Is a Living Trust for You?

On a regular basis, you probably receive invitations by mail and by telephone to “living or revocable trusts” or “estate planning” seminars. Maybe you’ve seen notices in the newspapers about them, too. One of their big selling points is “avoid probate.” Certainly, there are times when a living trust is a recommended document but there are probably an equal numbers of times that a trust is not recommended. Hopefully, we can provide you a more complete picture of living trusts.

First, we need to define “living trust.” A living trust is a written agreement established by an individual during his or her life time, hence the term “living trust.” The term “revocable” means just that, the trust can be revoked or changed during the grantor’s lifetime. Upon death of the grantor, the trust become irrevocable, meaning it cannot be changed. The person establishing the trust is the grantor or settlor. The grantor contributes the assets to be owned by the trust, this is called “funding the trust.” The trustee is the administrator for the trust. Most of the time the grantor is the original trustee. The beneficiaries are the individuals who receive benefits from the trust.

The trust specifies how the trustee is to operate the trust, who are the beneficiaries and when distributions are to be made to the beneficiaries.

The question arises, why have a trust? It is a way for a successor trustee to immediately take over and handle your affairs if you become disabled or unable to handle them. A word of caution, assets MUST be transferred into the trust for it to work right. In reviewing clients’ old documents, Ray has found trusts that were never funded. Having a trust with out assets is futile.

One frequent question, “Do I still need a will?” Yes, a will is acted upon only on death while a trust can be administered during lifetime. Sometimes a “pourover” will is prepared. This is when assets owned outright by you and are not distributed by the will, pour over to the trust and are subsequently distributed according to the terms of the trust. There are some items such as the homestead that probably shouldn’t be owned by a trust.
• • •
• The exercise
In the text on living trusts, what is the grantor's contribution of assets to the trust called?
• • •
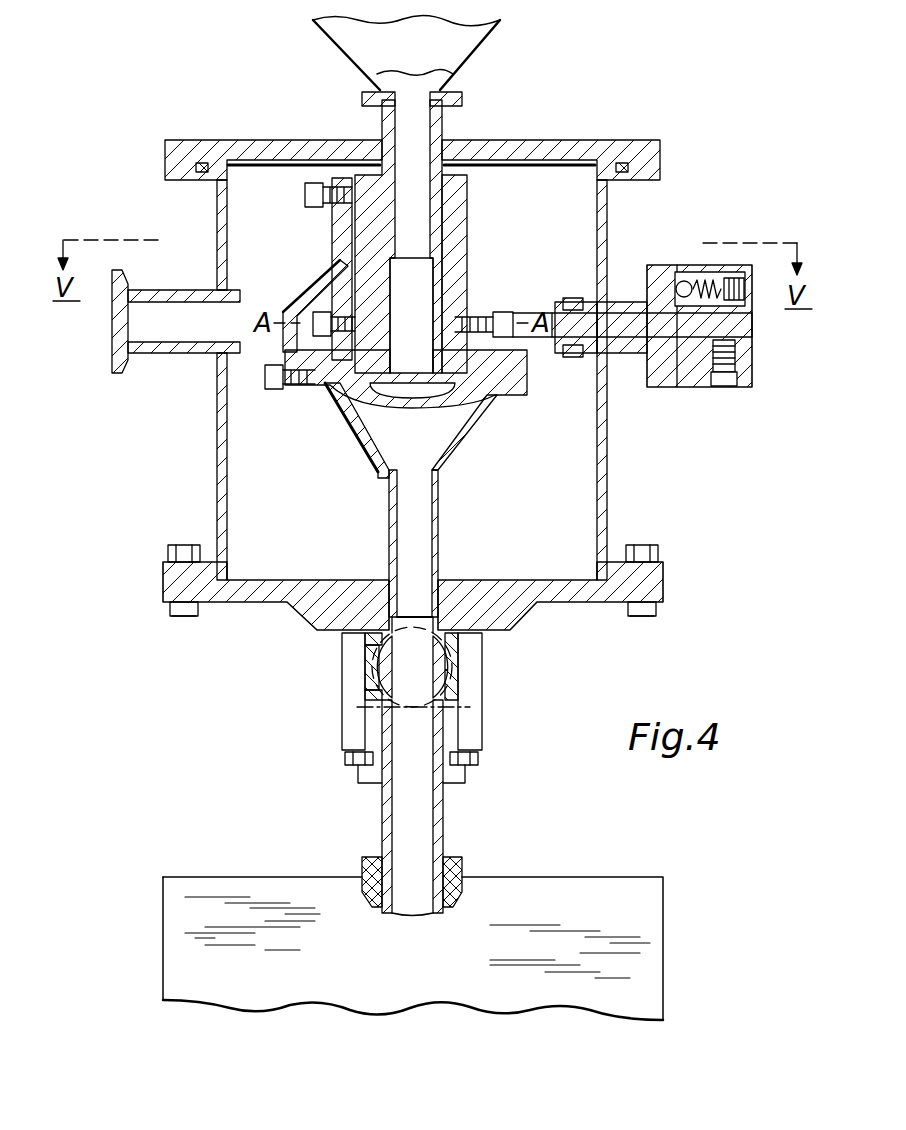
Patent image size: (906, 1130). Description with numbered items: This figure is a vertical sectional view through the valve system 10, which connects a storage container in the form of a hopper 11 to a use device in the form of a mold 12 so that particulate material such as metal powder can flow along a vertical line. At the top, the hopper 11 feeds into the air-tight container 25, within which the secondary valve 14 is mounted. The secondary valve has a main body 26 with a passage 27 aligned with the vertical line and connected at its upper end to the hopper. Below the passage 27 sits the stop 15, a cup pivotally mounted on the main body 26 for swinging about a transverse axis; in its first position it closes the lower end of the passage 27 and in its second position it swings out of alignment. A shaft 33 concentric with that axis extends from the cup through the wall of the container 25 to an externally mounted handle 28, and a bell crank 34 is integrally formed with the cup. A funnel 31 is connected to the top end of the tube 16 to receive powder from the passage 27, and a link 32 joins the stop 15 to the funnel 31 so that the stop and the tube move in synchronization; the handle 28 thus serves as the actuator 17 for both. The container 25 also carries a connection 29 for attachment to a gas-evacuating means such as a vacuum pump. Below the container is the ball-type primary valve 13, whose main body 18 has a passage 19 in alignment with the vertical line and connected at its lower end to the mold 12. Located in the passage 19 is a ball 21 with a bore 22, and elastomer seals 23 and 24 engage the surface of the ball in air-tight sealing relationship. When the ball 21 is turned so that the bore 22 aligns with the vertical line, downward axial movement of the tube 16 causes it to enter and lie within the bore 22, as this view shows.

The valve system 10 is at (565, 147).
The hopper 11 is at (484, 47).
The mold 12 is at (583, 892).
The primary valve 13 is at (472, 696).
The secondary valve 14 is at (464, 263).
The stop 15 is at (450, 395).
The tube 16 is at (440, 533).
The actuator 17 is at (655, 280).
The main body 18 is at (357, 665).
The passage 19 is at (426, 762).
The ball 21 is at (447, 672).
The bore 22 is at (432, 668).
The seal 23 is at (370, 634).
The seal 24 is at (360, 698).
The air-tight container 25 is at (610, 479).
The main body 26 is at (460, 197).
The passage 27 is at (428, 314).
The handle 28 is at (702, 372).
The connection 29 is at (183, 350).
The funnel 31 is at (360, 432).
The link 32 is at (308, 293).
The shaft 33 is at (583, 332).
The bell crank 34 is at (348, 231).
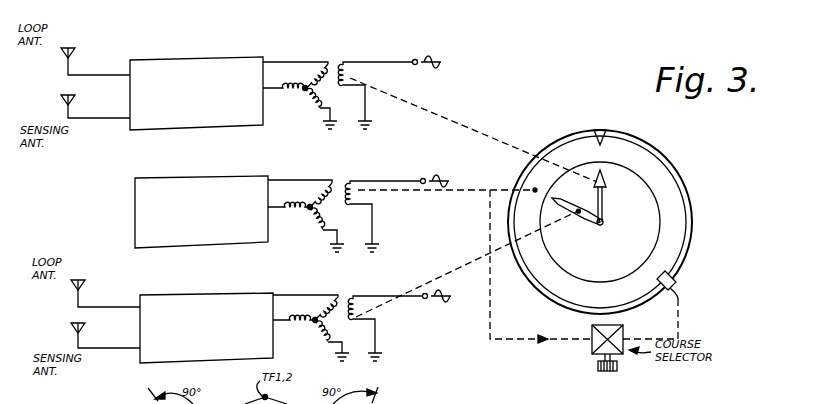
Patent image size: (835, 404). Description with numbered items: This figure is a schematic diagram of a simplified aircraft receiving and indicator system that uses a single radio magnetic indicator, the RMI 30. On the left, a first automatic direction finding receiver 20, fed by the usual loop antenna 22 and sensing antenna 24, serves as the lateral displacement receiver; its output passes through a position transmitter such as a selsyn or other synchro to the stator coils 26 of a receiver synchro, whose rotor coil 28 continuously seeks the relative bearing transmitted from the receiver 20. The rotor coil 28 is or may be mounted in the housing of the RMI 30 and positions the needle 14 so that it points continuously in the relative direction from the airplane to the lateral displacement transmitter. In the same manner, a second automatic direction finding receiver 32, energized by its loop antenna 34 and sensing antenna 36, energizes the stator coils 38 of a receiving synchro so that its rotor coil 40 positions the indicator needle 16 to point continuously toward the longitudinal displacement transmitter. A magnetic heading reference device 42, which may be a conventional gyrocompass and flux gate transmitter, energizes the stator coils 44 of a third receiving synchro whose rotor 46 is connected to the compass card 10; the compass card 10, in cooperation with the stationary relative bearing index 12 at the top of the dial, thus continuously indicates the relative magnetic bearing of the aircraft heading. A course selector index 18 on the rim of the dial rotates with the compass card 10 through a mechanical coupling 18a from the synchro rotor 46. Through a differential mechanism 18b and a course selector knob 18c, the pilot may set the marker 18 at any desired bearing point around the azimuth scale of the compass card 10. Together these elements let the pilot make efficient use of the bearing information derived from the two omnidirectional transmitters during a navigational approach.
• • •
• Response
Funding the trust.